>> Begin DATA FOR PROCESSING

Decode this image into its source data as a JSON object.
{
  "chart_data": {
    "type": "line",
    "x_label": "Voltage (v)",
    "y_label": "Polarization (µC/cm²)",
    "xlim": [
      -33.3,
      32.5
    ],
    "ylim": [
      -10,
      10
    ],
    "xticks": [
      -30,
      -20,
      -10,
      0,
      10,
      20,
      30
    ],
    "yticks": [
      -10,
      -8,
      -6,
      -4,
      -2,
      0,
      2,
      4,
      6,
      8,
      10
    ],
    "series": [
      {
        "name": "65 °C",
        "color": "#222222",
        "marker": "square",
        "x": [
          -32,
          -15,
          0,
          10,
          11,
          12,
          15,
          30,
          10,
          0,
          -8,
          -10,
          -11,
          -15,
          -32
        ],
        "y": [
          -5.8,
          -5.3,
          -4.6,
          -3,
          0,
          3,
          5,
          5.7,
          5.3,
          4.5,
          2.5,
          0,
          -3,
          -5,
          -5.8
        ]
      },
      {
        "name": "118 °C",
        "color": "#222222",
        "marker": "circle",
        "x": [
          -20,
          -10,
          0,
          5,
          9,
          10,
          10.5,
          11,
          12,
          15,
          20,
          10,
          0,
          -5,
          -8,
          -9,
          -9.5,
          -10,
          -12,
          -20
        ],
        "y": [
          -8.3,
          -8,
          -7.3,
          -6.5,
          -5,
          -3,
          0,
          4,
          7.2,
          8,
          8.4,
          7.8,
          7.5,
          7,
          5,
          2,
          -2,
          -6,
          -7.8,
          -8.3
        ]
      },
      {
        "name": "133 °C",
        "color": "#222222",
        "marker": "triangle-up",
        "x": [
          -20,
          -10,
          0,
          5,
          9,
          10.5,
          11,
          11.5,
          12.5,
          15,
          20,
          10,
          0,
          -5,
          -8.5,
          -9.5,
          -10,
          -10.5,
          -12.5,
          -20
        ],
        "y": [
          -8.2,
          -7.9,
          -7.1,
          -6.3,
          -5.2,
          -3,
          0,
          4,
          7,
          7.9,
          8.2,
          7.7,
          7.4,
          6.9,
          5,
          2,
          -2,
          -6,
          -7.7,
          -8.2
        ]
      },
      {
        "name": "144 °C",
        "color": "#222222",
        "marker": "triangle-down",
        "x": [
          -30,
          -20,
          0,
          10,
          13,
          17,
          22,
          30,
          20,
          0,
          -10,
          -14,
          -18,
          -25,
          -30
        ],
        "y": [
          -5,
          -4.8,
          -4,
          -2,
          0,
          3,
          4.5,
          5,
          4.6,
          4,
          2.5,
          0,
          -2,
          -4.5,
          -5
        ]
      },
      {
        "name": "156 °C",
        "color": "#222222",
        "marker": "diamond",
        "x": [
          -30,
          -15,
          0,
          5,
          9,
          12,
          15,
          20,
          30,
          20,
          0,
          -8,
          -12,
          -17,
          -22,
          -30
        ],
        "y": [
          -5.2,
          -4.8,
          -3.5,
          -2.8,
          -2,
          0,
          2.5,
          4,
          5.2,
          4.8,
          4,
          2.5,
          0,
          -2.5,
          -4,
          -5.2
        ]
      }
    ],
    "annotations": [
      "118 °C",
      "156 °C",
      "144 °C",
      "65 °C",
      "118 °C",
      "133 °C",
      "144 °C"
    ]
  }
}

>> End DATA FOR PROCESSING

* [REQUIREMENTS]
Without leaving anything out, quote all the data.

* [ANSWER TO THIS PROBLEM]
Decode this image into its source data as a JSON object.
{
  "chart_data": {
    "type": "line",
    "x_label": "Voltage (v)",
    "y_label": "Polarization (µC/cm²)",
    "xlim": [
      -33.3,
      32.5
    ],
    "ylim": [
      -10,
      10
    ],
    "xticks": [
      -30,
      -20,
      -10,
      0,
      10,
      20,
      30
    ],
    "yticks": [
      -10,
      -8,
      -6,
      -4,
      -2,
      0,
      2,
      4,
      6,
      8,
      10
    ],
    "series": [
      {
        "name": "65 °C",
        "color": "#222222",
        "marker": "square",
        "x": [
          -32,
          -15,
          0,
          10,
          11,
          12,
          15,
          30,
          10,
          0,
          -8,
          -10,
          -11,
          -15,
          -32
        ],
        "y": [
          -5.8,
          -5.3,
          -4.6,
          -3,
          0,
          3,
          5,
          5.7,
          5.3,
          4.5,
          2.5,
          0,
          -3,
          -5,
          -5.8
        ]
      },
      {
        "name": "118 °C",
        "color": "#222222",
        "marker": "circle",
        "x": [
          -20,
          -10,
          0,
          5,
          9,
          10,
          10.5,
          11,
          12,
          15,
          20,
          10,
          0,
          -5,
          -8,
          -9,
          -9.5,
          -10,
          -12,
          -20
        ],
        "y": [
          -8.3,
          -8,
          -7.3,
          -6.5,
          -5,
          -3,
          0,
          4,
          7.2,
          8,
          8.4,
          7.8,
          7.5,
          7,
          5,
          2,
          -2,
          -6,
          -7.8,
          -8.3
        ]
      },
      {
        "name": "133 °C",
        "color": "#222222",
        "marker": "triangle-up",
        "x": [
          -20,
          -10,
          0,
          5,
          9,
          10.5,
          11,
          11.5,
          12.5,
          15,
          20,
          10,
          0,
          -5,
          -8.5,
          -9.5,
          -10,
          -10.5,
          -12.5,
          -20
        ],
        "y": [
          -8.2,
          -7.9,
          -7.1,
          -6.3,
          -5.2,
          -3,
          0,
          4,
          7,
          7.9,
          8.2,
          7.7,
          7.4,
          6.9,
          5,
          2,
          -2,
          -6,
          -7.7,
          -8.2
        ]
      },
      {
        "name": "144 °C",
        "color": "#222222",
        "marker": "triangle-down",
        "x": [
          -30,
          -20,
          0,
          10,
          13,
          17,
          22,
          30,
          20,
          0,
          -10,
          -14,
          -18,
          -25,
          -30
        ],
        "y": [
          -5,
          -4.8,
          -4,
          -2,
          0,
          3,
          4.5,
          5,
          4.6,
          4,
          2.5,
          0,
          -2,
          -4.5,
          -5
        ]
      },
      {
        "name": "156 °C",
        "color": "#222222",
        "marker": "diamond",
        "x": [
          -30,
          -15,
          0,
          5,
          9,
          12,
          15,
          20,
          30,
          20,
          0,
          -8,
          -12,
          -17,
          -22,
          -30
        ],
        "y": [
          -5.2,
          -4.8,
          -3.5,
          -2.8,
          -2,
          0,
          2.5,
          4,
          5.2,
          4.8,
          4,
          2.5,
          0,
          -2.5,
          -4,
          -5.2
        ]
      }
    ],
    "annotations": [
      "118 °C",
      "156 °C",
      "144 °C",
      "65 °C",
      "118 °C",
      "133 °C",
      "144 °C"
    ]
  }
}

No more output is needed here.